**CONSIGNA**
Indique si cada afirmación coincide con el texto sobre el paquete económico, con sí o no y la cita textual que lo decide. (a) El plan original del Senado costaba 819.000 millones de dólares. (b) Cinco senadores republicanos participaron en las negociaciones. (c) El 35 por ciento del paquete se destinará a educación.
++++ TEXTO SELECCIONADO ++++
Principio de acuerdo en el Congreso de EE.UU. por el paquete económico

Consensuaron un plan de US$ 789 mil millones. Pero quedan detalles por discutir.
Después de que su plan para rescatar a los bancos produjo el derrumbe de Wall Street, y con su presidencia en juego, Barack Obama tuvo un momento de alivio ayer cuando los líderes demócratas del Senado y tres senadores del Partido Republicano lograron acordar un plan para estimular la economía que costara 789.000 millones de dólares.

Con todo, anoche todavía faltaban algunos detalles para que el plan pueda ser votado hoy en ambas cámaras. Un grupo de diputados demócratas quería aumentar el monto que el plan prevé para Educación. De todas maneras, todos los analistas coincidieron al afirmar que al final será aprobado.

Al anunciar el principio de acuerdo, el líder de la mayoría demócrata del Senado Harry Reid explicó que el plan consensuado contempla la creación de más puestos de trabajo que el plan original del Senado, cuyo monto era de 819.000 millones de dólares, y prevé menos gastos que la versión original de la Cámara de diputados cuyo costo era de 838.000 millones de dólares.

La senadora republicana Susan Collins explicó que el 35 por ciento del paquete se destinará a inversiones en infraestructura. Además, el proyecto crea un fondo de estabilización para ayudar a los estados con problemas para cumplir sus presupuestos, entre los que se encuentran algunos de los más grandes como California, Florida y Nueva York.

"Hoy hemos demostrado que trabajando juntos podemos manejar la enorme crisis económica a la que se enfrenta el país", afirmó Collins, que junto a Arlen Specter y Olympia Snowe fueron los únicos tres republicanos que participaron en las negociaciones. "Fue un esfuerzo de buena fe", agregó Collins.

Si el plan es finalmente aprobado como se espera, la pregunta es si logrará reactivar la economía o no. Ningún especialista se animaba ayer a hacer pronósticos.

De hecho, pese a las grandes esperanzas y al optimismo genuino que generó el triunfo electoral de Obama en noviembre, lo que prevalece ahora son las dudas, el escepticismo y el miedo a que suceda lo peor.
++++ MATERIAL DE ORIGEN ++++
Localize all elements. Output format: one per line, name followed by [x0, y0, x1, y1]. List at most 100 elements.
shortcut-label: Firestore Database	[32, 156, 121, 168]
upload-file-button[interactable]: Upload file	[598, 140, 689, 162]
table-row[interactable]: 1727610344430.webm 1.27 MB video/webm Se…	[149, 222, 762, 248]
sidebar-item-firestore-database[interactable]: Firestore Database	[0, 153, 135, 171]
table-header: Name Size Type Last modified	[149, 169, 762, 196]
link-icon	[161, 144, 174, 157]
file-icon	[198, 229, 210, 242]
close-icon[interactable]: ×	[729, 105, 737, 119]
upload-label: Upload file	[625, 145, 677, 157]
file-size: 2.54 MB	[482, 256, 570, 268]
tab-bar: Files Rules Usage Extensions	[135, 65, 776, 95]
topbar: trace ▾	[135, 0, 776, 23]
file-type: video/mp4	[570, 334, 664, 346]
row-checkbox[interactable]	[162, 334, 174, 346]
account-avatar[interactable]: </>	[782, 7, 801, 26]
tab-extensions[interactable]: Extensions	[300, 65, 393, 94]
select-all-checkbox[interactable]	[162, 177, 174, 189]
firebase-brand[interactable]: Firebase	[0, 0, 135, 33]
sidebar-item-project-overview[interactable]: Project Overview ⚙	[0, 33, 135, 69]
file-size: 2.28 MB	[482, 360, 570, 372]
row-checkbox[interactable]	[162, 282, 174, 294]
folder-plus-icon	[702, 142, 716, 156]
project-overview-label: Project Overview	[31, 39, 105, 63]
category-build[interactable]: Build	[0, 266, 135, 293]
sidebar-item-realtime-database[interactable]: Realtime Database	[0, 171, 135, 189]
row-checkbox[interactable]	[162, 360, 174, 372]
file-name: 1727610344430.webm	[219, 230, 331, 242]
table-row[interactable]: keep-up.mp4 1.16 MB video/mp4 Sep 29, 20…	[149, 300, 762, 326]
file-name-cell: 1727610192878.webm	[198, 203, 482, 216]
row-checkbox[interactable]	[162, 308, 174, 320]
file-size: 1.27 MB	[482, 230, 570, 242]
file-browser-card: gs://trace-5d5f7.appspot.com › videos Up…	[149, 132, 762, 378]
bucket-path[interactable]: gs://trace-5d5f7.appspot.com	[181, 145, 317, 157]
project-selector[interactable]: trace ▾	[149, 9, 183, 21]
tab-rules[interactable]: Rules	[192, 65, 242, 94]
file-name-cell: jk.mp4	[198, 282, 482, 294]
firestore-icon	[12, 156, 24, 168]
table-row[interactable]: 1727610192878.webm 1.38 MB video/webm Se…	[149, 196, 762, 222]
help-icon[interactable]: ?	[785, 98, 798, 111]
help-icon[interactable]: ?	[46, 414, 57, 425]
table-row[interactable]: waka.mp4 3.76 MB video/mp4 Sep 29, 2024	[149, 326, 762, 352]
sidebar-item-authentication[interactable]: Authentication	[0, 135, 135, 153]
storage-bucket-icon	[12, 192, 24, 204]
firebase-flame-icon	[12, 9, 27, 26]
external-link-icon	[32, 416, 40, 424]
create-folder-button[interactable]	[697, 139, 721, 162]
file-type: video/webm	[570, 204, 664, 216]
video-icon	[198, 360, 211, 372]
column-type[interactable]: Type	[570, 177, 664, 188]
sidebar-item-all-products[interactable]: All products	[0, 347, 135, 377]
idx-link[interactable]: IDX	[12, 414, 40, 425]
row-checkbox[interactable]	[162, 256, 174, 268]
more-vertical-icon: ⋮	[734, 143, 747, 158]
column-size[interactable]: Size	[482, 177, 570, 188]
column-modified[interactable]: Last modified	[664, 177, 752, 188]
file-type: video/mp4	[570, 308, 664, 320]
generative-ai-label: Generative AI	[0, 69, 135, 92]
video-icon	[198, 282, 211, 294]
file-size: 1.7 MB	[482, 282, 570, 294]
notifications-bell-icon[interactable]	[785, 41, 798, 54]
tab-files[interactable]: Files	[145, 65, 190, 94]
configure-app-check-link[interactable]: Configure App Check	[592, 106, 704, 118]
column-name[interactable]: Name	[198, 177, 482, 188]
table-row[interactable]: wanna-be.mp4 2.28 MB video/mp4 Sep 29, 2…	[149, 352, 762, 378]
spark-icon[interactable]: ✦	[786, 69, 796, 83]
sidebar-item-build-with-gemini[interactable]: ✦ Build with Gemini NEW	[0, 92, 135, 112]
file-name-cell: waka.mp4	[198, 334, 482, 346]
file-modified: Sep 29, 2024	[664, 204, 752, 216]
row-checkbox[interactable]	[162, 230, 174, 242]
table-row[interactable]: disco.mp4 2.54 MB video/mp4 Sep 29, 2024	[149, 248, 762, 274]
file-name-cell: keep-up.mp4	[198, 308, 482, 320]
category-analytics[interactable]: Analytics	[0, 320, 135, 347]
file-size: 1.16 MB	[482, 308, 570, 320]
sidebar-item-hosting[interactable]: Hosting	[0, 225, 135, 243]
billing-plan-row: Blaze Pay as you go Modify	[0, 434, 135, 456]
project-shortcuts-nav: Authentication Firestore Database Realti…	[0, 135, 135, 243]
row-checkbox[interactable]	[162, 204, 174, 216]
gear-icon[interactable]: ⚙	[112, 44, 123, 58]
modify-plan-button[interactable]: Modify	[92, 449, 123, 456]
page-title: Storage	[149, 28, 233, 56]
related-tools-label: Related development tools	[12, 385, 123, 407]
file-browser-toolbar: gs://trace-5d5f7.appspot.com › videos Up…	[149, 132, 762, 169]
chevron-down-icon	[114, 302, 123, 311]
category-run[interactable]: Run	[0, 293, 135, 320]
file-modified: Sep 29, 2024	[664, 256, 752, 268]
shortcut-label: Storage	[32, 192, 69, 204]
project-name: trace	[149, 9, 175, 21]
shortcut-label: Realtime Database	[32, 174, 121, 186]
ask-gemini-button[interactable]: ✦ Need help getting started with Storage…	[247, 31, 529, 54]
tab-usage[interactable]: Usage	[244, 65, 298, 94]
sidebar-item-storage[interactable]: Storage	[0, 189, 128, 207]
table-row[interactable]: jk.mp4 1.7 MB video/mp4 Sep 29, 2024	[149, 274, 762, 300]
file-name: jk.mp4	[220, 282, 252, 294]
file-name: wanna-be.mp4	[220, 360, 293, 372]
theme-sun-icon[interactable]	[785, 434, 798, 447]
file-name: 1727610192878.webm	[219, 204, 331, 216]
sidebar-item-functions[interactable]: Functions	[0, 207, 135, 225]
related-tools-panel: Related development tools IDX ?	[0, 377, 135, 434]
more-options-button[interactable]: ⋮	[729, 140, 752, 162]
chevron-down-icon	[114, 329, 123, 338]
++++
**RESPUESTA**
(a) Sí: "el plan original del Senado, cuyo monto era de 819.000 millones de dólares".
(b) No: "fueron los únicos tres republicanos que participaron en las negociaciones".
(c) No: "el 35 por ciento del paquete se destinará a inversiones en infraestructura".